### What you are asked to do
Write out all of the data without omission, exactly as shown.

[Dataset listings of figures]
□ □ □ □

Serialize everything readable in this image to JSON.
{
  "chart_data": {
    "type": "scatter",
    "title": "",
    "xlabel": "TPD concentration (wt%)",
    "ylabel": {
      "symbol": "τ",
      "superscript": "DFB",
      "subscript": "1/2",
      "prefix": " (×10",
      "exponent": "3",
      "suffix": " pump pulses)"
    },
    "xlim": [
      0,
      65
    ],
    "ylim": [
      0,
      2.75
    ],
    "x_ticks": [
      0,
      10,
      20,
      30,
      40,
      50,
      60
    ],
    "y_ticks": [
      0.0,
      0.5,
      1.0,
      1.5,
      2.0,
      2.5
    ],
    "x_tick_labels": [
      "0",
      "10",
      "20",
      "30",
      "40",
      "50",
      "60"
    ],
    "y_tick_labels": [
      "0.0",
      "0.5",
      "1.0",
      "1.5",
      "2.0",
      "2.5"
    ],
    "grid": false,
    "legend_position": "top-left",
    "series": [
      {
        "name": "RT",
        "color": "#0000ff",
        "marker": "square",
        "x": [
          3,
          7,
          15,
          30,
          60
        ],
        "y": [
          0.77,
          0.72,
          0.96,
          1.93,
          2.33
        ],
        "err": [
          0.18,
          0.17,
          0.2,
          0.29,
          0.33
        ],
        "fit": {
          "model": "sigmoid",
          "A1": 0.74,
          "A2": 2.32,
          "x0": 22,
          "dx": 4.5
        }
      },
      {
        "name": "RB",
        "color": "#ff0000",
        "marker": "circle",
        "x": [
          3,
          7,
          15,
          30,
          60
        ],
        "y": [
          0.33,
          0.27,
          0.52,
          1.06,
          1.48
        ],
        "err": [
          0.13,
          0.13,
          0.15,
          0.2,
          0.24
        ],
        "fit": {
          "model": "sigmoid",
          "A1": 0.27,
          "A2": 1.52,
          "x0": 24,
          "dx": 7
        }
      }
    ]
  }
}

□ □ □ □

### Solution to this problem
Serialize everything readable in this image to JSON.
{
  "chart_data": {
    "type": "scatter",
    "title": "",
    "xlabel": "TPD concentration (wt%)",
    "ylabel": {
      "symbol": "τ",
      "superscript": "DFB",
      "subscript": "1/2",
      "prefix": " (×10",
      "exponent": "3",
      "suffix": " pump pulses)"
    },
    "xlim": [
      0,
      65
    ],
    "ylim": [
      0,
      2.75
    ],
    "x_ticks": [
      0,
      10,
      20,
      30,
      40,
      50,
      60
    ],
    "y_ticks": [
      0.0,
      0.5,
      1.0,
      1.5,
      2.0,
      2.5
    ],
    "x_tick_labels": [
      "0",
      "10",
      "20",
      "30",
      "40",
      "50",
      "60"
    ],
    "y_tick_labels": [
      "0.0",
      "0.5",
      "1.0",
      "1.5",
      "2.0",
      "2.5"
    ],
    "grid": false,
    "legend_position": "top-left",
    "series": [
      {
        "name": "RT",
        "color": "#0000ff",
        "marker": "square",
        "x": [
          3,
          7,
          15,
          30,
          60
        ],
        "y": [
          0.77,
          0.72,
          0.96,
          1.93,
          2.33
        ],
        "err": [
          0.18,
          0.17,
          0.2,
          0.29,
          0.33
        ],
        "fit": {
          "model": "sigmoid",
          "A1": 0.74,
          "A2": 2.32,
          "x0": 22,
          "dx": 4.5
        }
      },
      {
        "name": "RB",
        "color": "#ff0000",
        "marker": "circle",
        "x": [
          3,
          7,
          15,
          30,
          60
        ],
        "y": [
          0.33,
          0.27,
          0.52,
          1.06,
          1.48
        ],
        "err": [
          0.13,
          0.13,
          0.15,
          0.2,
          0.24
        ],
        "fit": {
          "model": "sigmoid",
          "A1": 0.27,
          "A2": 1.52,
          "x0": 24,
          "dx": 7
        }
      }
    ]
  }
}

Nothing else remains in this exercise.